--- Extracted records ---
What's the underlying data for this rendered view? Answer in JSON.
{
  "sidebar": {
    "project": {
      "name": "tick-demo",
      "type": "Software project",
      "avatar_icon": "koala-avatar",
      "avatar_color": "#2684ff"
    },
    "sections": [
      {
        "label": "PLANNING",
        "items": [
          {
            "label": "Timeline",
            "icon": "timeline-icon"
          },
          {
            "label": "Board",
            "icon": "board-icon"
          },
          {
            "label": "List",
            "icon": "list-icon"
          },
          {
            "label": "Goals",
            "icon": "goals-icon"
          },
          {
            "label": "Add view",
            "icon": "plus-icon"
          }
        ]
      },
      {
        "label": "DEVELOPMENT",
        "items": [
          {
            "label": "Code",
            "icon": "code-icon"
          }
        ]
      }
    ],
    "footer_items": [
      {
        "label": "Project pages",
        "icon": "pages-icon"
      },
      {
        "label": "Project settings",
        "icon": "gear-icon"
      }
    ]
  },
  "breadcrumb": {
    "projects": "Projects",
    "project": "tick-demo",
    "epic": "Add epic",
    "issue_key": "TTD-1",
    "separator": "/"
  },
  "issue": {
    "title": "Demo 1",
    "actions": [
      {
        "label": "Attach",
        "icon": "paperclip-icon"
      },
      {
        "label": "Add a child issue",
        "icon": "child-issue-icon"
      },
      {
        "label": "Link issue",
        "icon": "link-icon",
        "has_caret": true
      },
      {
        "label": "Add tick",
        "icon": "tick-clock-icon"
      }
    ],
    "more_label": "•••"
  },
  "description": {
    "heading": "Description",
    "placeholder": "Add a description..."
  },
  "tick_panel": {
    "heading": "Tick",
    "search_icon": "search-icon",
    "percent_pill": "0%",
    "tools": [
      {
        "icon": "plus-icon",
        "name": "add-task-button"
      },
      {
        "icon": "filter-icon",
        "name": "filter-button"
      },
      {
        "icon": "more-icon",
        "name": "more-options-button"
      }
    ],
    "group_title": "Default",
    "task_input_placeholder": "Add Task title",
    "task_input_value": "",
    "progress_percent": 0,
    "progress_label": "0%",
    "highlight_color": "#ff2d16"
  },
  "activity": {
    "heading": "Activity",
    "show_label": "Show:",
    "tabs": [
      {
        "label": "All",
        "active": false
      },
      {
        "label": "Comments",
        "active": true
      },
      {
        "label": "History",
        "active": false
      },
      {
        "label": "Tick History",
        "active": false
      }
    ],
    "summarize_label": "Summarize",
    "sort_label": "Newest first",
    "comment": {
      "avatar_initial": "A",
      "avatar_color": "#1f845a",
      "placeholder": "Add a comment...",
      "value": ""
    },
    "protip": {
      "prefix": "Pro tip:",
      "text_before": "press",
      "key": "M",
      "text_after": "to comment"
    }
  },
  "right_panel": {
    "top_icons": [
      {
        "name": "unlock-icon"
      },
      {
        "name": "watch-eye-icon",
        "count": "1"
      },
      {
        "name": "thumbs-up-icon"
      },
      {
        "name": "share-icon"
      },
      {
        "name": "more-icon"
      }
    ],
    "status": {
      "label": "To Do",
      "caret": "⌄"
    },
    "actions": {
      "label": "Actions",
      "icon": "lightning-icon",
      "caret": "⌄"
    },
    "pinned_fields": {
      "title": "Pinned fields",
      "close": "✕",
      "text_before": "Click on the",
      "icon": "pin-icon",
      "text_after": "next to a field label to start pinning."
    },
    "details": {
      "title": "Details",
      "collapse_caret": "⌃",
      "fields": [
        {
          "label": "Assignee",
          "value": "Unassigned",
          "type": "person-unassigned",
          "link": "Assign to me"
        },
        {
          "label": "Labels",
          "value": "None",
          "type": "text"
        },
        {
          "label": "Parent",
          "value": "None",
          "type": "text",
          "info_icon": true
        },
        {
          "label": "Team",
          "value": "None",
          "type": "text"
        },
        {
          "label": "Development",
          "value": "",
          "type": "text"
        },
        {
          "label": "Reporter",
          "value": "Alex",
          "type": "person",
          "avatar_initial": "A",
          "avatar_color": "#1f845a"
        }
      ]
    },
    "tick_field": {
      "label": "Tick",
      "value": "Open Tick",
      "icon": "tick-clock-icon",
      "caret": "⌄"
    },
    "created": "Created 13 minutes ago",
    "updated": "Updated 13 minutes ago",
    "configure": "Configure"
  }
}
---
- _To be done_
Retype the listing above in full, with no alterations.

- _The reply_
What's the underlying data for this rendered view? Answer in JSON.
{
  "sidebar": {
    "project": {
      "name": "tick-demo",
      "type": "Software project",
      "avatar_icon": "koala-avatar",
      "avatar_color": "#2684ff"
    },
    "sections": [
      {
        "label": "PLANNING",
        "items": [
          {
            "label": "Timeline",
            "icon": "timeline-icon"
          },
          {
            "label": "Board",
            "icon": "board-icon"
          },
          {
            "label": "List",
            "icon": "list-icon"
          },
          {
            "label": "Goals",
            "icon": "goals-icon"
          },
          {
            "label": "Add view",
            "icon": "plus-icon"
          }
        ]
      },
      {
        "label": "DEVELOPMENT",
        "items": [
          {
            "label": "Code",
            "icon": "code-icon"
          }
        ]
      }
    ],
    "footer_items": [
      {
        "label": "Project pages",
        "icon": "pages-icon"
      },
      {
        "label": "Project settings",
        "icon": "gear-icon"
      }
    ]
  },
  "breadcrumb": {
    "projects": "Projects",
    "project": "tick-demo",
    "epic": "Add epic",
    "issue_key": "TTD-1",
    "separator": "/"
  },
  "issue": {
    "title": "Demo 1",
    "actions": [
      {
        "label": "Attach",
        "icon": "paperclip-icon"
      },
      {
        "label": "Add a child issue",
        "icon": "child-issue-icon"
      },
      {
        "label": "Link issue",
        "icon": "link-icon",
        "has_caret": true
      },
      {
        "label": "Add tick",
        "icon": "tick-clock-icon"
      }
    ],
    "more_label": "•••"
  },
  "description": {
    "heading": "Description",
    "placeholder": "Add a description..."
  },
  "tick_panel": {
    "heading": "Tick",
    "search_icon": "search-icon",
    "percent_pill": "0%",
    "tools": [
      {
        "icon": "plus-icon",
        "name": "add-task-button"
      },
      {
        "icon": "filter-icon",
        "name": "filter-button"
      },
      {
        "icon": "more-icon",
        "name": "more-options-button"
      }
    ],
    "group_title": "Default",
    "task_input_placeholder": "Add Task title",
    "task_input_value": "",
    "progress_percent": 0,
    "progress_label": "0%",
    "highlight_color": "#ff2d16"
  },
  "activity": {
    "heading": "Activity",
    "show_label": "Show:",
    "tabs": [
      {
        "label": "All",
        "active": false
      },
      {
        "label": "Comments",
        "active": true
      },
      {
        "label": "History",
        "active": false
      },
      {
        "label": "Tick History",
        "active": false
      }
    ],
    "summarize_label": "Summarize",
    "sort_label": "Newest first",
    "comment": {
      "avatar_initial": "A",
      "avatar_color": "#1f845a",
      "placeholder": "Add a comment...",
      "value": ""
    },
    "protip": {
      "prefix": "Pro tip:",
      "text_before": "press",
      "key": "M",
      "text_after": "to comment"
    }
  },
  "right_panel": {
    "top_icons": [
      {
        "name": "unlock-icon"
      },
      {
        "name": "watch-eye-icon",
        "count": "1"
      },
      {
        "name": "thumbs-up-icon"
      },
      {
        "name": "share-icon"
      },
      {
        "name": "more-icon"
      }
    ],
    "status": {
      "label": "To Do",
      "caret": "⌄"
    },
    "actions": {
      "label": "Actions",
      "icon": "lightning-icon",
      "caret": "⌄"
    },
    "pinned_fields": {
      "title": "Pinned fields",
      "close": "✕",
      "text_before": "Click on the",
      "icon": "pin-icon",
      "text_after": "next to a field label to start pinning."
    },
    "details": {
      "title": "Details",
      "collapse_caret": "⌃",
      "fields": [
        {
          "label": "Assignee",
          "value": "Unassigned",
          "type": "person-unassigned",
          "link": "Assign to me"
        },
        {
          "label": "Labels",
          "value": "None",
          "type": "text"
        },
        {
          "label": "Parent",
          "value": "None",
          "type": "text",
          "info_icon": true
        },
        {
          "label": "Team",
          "value": "None",
          "type": "text"
        },
        {
          "label": "Development",
          "value": "",
          "type": "text"
        },
        {
          "label": "Reporter",
          "value": "Alex",
          "type": "person",
          "avatar_initial": "A",
          "avatar_color": "#1f845a"
        }
      ]
    },
    "tick_field": {
      "label": "Tick",
      "value": "Open Tick",
      "icon": "tick-clock-icon",
      "caret": "⌄"
    },
    "created": "Created 13 minutes ago",
    "updated": "Updated 13 minutes ago",
    "configure": "Configure"
  }
}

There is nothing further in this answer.